Output every line of the material exactly, omitting images.

Data records:
·····

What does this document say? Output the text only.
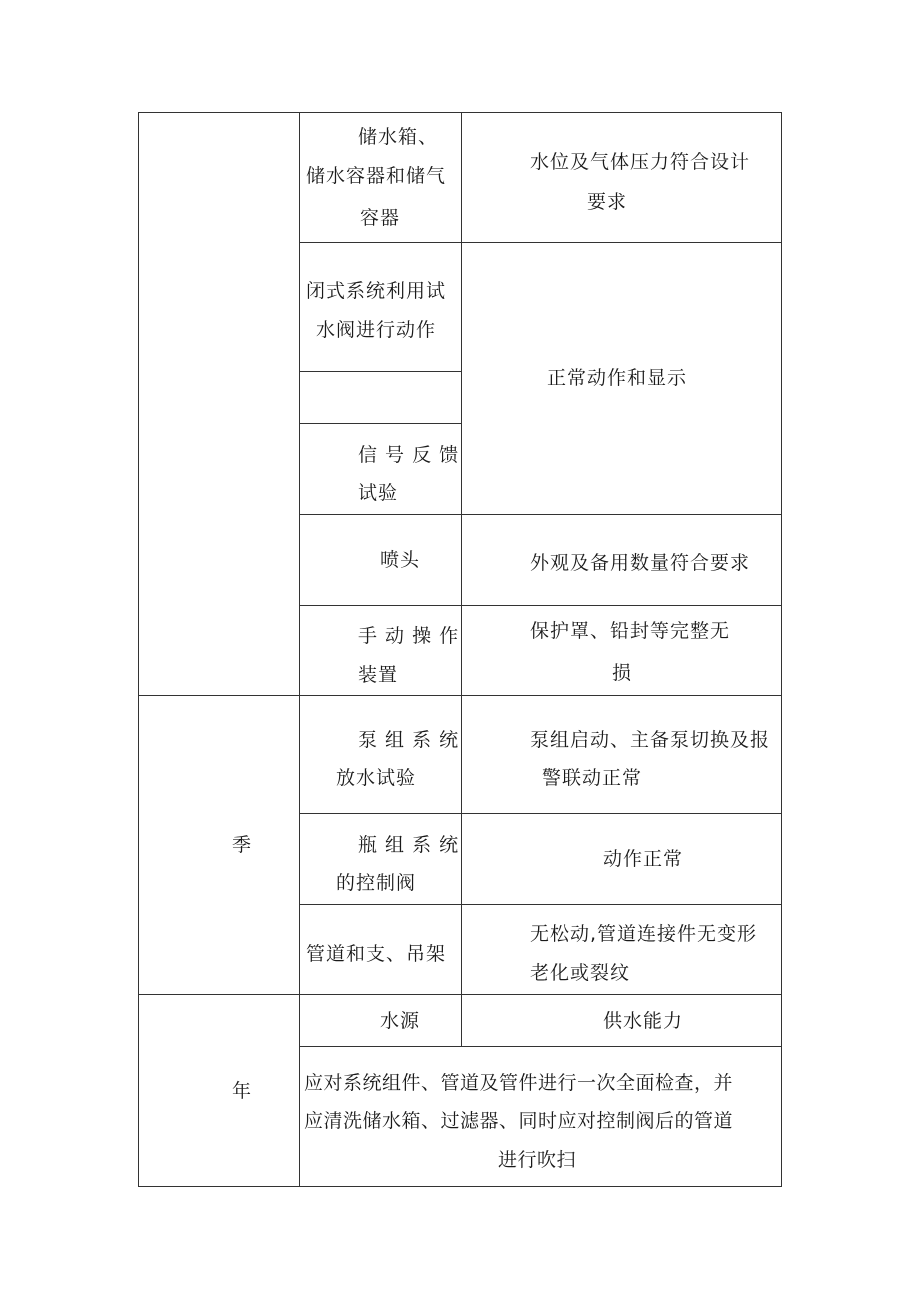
储水箱、
储水容器和储气
容器
水位及气体压力符合设计
要求
闭式系统利用试
水阀进行动作
正常动作和显示
信 号 反 馈
试验
喷头	外观及备用数量符合要求
手 动 操 作
装置
保护罩、铅封等完整无
损
季
泵 组 系 统
放水试验
泵组启动、主备泵切换及报
警联动正常
瓶 组 系 统
的控制阀
动作正常
管道和支、吊架
无松动,管道连接件无变形
老化或裂纹
年
水源	供水能力
应对系统组件、管道及管件进行一次全面检查，并
应清洗储水箱、过滤器、同时应对控制阀后的管道
进行吹扫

·····

Solution to the problem:
What does this document say? Output the text only.
储水箱、
储水容器和储气
容器
水位及气体压力符合设计
要求
闭式系统利用试
水阀进行动作
正常动作和显示
信 号 反 馈
试验
喷头	外观及备用数量符合要求
手 动 操 作
装置
保护罩、铅封等完整无
损
季
泵 组 系 统
放水试验
泵组启动、主备泵切换及报
警联动正常
瓶 组 系 统
的控制阀
动作正常
管道和支、吊架
无松动,管道连接件无变形
老化或裂纹
年
水源	供水能力
应对系统组件、管道及管件进行一次全面检查，并
应清洗储水箱、过滤器、同时应对控制阀后的管道
进行吹扫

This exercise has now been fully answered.